--- RECORDS PROVIDED ---

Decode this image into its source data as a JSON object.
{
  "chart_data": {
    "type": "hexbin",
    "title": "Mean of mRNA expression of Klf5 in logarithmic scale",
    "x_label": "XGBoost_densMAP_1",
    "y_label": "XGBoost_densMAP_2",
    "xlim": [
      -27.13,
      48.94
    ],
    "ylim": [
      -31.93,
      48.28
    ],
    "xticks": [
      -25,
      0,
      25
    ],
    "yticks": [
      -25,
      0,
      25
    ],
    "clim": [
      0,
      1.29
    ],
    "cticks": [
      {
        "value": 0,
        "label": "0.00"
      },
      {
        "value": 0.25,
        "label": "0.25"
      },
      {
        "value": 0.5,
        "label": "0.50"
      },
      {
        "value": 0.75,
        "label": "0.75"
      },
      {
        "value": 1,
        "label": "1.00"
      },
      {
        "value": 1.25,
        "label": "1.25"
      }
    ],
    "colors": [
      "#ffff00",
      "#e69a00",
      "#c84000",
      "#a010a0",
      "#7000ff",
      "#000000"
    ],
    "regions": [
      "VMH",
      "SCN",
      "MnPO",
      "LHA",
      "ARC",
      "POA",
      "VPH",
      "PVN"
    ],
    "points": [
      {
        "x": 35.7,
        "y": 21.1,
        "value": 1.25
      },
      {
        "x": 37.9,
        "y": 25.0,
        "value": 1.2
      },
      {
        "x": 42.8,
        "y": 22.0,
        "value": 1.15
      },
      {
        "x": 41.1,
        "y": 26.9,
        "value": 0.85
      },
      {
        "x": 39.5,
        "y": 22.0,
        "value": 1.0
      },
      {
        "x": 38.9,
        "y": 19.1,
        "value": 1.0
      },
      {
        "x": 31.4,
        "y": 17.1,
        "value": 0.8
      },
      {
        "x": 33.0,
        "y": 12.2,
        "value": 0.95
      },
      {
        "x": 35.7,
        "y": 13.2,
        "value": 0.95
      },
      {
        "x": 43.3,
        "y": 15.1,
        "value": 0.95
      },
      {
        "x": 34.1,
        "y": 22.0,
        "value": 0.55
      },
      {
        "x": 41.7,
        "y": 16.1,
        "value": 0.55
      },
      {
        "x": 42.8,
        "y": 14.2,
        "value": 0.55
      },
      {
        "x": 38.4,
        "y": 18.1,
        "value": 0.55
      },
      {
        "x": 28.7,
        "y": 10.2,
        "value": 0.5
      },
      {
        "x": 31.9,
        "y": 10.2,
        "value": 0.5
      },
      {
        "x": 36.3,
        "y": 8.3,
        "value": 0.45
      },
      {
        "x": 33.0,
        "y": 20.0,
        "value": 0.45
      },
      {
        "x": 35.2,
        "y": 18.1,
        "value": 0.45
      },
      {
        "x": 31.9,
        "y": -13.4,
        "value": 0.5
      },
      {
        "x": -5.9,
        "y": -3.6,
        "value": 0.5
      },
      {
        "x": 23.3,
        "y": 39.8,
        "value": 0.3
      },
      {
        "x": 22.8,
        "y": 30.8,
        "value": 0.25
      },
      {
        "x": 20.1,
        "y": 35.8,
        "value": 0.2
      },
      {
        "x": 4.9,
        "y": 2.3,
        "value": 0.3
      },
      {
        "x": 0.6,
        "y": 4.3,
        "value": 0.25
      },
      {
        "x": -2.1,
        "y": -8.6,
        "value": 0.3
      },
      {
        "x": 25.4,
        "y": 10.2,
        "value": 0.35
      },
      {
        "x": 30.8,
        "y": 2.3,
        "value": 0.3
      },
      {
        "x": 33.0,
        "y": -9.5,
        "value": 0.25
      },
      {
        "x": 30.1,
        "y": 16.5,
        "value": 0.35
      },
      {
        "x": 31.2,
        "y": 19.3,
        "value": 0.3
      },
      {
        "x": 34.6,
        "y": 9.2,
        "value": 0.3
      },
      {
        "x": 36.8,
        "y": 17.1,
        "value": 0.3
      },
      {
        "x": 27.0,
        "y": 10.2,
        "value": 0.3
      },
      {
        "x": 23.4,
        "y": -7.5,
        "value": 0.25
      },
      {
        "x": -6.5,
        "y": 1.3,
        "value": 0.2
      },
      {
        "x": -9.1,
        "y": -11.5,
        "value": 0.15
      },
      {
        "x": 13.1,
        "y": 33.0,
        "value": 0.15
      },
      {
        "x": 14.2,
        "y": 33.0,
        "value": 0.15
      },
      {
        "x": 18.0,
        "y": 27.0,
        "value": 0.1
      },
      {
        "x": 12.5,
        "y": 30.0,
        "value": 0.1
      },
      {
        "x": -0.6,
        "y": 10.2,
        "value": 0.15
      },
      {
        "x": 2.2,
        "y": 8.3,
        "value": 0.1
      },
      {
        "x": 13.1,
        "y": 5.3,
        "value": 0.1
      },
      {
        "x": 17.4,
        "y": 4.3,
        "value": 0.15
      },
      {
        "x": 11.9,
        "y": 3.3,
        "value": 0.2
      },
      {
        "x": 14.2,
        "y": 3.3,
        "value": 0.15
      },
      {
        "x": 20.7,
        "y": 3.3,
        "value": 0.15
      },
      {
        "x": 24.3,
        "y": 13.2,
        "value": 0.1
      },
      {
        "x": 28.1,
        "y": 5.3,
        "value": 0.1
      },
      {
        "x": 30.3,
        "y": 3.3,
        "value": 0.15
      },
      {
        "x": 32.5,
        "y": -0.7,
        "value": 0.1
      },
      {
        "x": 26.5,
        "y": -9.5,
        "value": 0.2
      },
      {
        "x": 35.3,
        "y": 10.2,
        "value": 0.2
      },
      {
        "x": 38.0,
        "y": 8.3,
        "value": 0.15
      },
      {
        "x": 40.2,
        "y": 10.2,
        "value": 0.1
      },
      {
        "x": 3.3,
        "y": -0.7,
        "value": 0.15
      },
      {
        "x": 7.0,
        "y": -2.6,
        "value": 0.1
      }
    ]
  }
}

---

§ **DESCRIPTION OF THE TASK**:
Send back the complete set of entries, exactly as shown above.

§ **RESULT**:
Decode this image into its source data as a JSON object.
{
  "chart_data": {
    "type": "hexbin",
    "title": "Mean of mRNA expression of Klf5 in logarithmic scale",
    "x_label": "XGBoost_densMAP_1",
    "y_label": "XGBoost_densMAP_2",
    "xlim": [
      -27.13,
      48.94
    ],
    "ylim": [
      -31.93,
      48.28
    ],
    "xticks": [
      -25,
      0,
      25
    ],
    "yticks": [
      -25,
      0,
      25
    ],
    "clim": [
      0,
      1.29
    ],
    "cticks": [
      {
        "value": 0,
        "label": "0.00"
      },
      {
        "value": 0.25,
        "label": "0.25"
      },
      {
        "value": 0.5,
        "label": "0.50"
      },
      {
        "value": 0.75,
        "label": "0.75"
      },
      {
        "value": 1,
        "label": "1.00"
      },
      {
        "value": 1.25,
        "label": "1.25"
      }
    ],
    "colors": [
      "#ffff00",
      "#e69a00",
      "#c84000",
      "#a010a0",
      "#7000ff",
      "#000000"
    ],
    "regions": [
      "VMH",
      "SCN",
      "MnPO",
      "LHA",
      "ARC",
      "POA",
      "VPH",
      "PVN"
    ],
    "points": [
      {
        "x": 35.7,
        "y": 21.1,
        "value": 1.25
      },
      {
        "x": 37.9,
        "y": 25.0,
        "value": 1.2
      },
      {
        "x": 42.8,
        "y": 22.0,
        "value": 1.15
      },
      {
        "x": 41.1,
        "y": 26.9,
        "value": 0.85
      },
      {
        "x": 39.5,
        "y": 22.0,
        "value": 1.0
      },
      {
        "x": 38.9,
        "y": 19.1,
        "value": 1.0
      },
      {
        "x": 31.4,
        "y": 17.1,
        "value": 0.8
      },
      {
        "x": 33.0,
        "y": 12.2,
        "value": 0.95
      },
      {
        "x": 35.7,
        "y": 13.2,
        "value": 0.95
      },
      {
        "x": 43.3,
        "y": 15.1,
        "value": 0.95
      },
      {
        "x": 34.1,
        "y": 22.0,
        "value": 0.55
      },
      {
        "x": 41.7,
        "y": 16.1,
        "value": 0.55
      },
      {
        "x": 42.8,
        "y": 14.2,
        "value": 0.55
      },
      {
        "x": 38.4,
        "y": 18.1,
        "value": 0.55
      },
      {
        "x": 28.7,
        "y": 10.2,
        "value": 0.5
      },
      {
        "x": 31.9,
        "y": 10.2,
        "value": 0.5
      },
      {
        "x": 36.3,
        "y": 8.3,
        "value": 0.45
      },
      {
        "x": 33.0,
        "y": 20.0,
        "value": 0.45
      },
      {
        "x": 35.2,
        "y": 18.1,
        "value": 0.45
      },
      {
        "x": 31.9,
        "y": -13.4,
        "value": 0.5
      },
      {
        "x": -5.9,
        "y": -3.6,
        "value": 0.5
      },
      {
        "x": 23.3,
        "y": 39.8,
        "value": 0.3
      },
      {
        "x": 22.8,
        "y": 30.8,
        "value": 0.25
      },
      {
        "x": 20.1,
        "y": 35.8,
        "value": 0.2
      },
      {
        "x": 4.9,
        "y": 2.3,
        "value": 0.3
      },
      {
        "x": 0.6,
        "y": 4.3,
        "value": 0.25
      },
      {
        "x": -2.1,
        "y": -8.6,
        "value": 0.3
      },
      {
        "x": 25.4,
        "y": 10.2,
        "value": 0.35
      },
      {
        "x": 30.8,
        "y": 2.3,
        "value": 0.3
      },
      {
        "x": 33.0,
        "y": -9.5,
        "value": 0.25
      },
      {
        "x": 30.1,
        "y": 16.5,
        "value": 0.35
      },
      {
        "x": 31.2,
        "y": 19.3,
        "value": 0.3
      },
      {
        "x": 34.6,
        "y": 9.2,
        "value": 0.3
      },
      {
        "x": 36.8,
        "y": 17.1,
        "value": 0.3
      },
      {
        "x": 27.0,
        "y": 10.2,
        "value": 0.3
      },
      {
        "x": 23.4,
        "y": -7.5,
        "value": 0.25
      },
      {
        "x": -6.5,
        "y": 1.3,
        "value": 0.2
      },
      {
        "x": -9.1,
        "y": -11.5,
        "value": 0.15
      },
      {
        "x": 13.1,
        "y": 33.0,
        "value": 0.15
      },
      {
        "x": 14.2,
        "y": 33.0,
        "value": 0.15
      },
      {
        "x": 18.0,
        "y": 27.0,
        "value": 0.1
      },
      {
        "x": 12.5,
        "y": 30.0,
        "value": 0.1
      },
      {
        "x": -0.6,
        "y": 10.2,
        "value": 0.15
      },
      {
        "x": 2.2,
        "y": 8.3,
        "value": 0.1
      },
      {
        "x": 13.1,
        "y": 5.3,
        "value": 0.1
      },
      {
        "x": 17.4,
        "y": 4.3,
        "value": 0.15
      },
      {
        "x": 11.9,
        "y": 3.3,
        "value": 0.2
      },
      {
        "x": 14.2,
        "y": 3.3,
        "value": 0.15
      },
      {
        "x": 20.7,
        "y": 3.3,
        "value": 0.15
      },
      {
        "x": 24.3,
        "y": 13.2,
        "value": 0.1
      },
      {
        "x": 28.1,
        "y": 5.3,
        "value": 0.1
      },
      {
        "x": 30.3,
        "y": 3.3,
        "value": 0.15
      },
      {
        "x": 32.5,
        "y": -0.7,
        "value": 0.1
      },
      {
        "x": 26.5,
        "y": -9.5,
        "value": 0.2
      },
      {
        "x": 35.3,
        "y": 10.2,
        "value": 0.2
      },
      {
        "x": 38.0,
        "y": 8.3,
        "value": 0.15
      },
      {
        "x": 40.2,
        "y": 10.2,
        "value": 0.1
      },
      {
        "x": 3.3,
        "y": -0.7,
        "value": 0.15
      },
      {
        "x": 7.0,
        "y": -2.6,
        "value": 0.1
      }
    ]
  }
}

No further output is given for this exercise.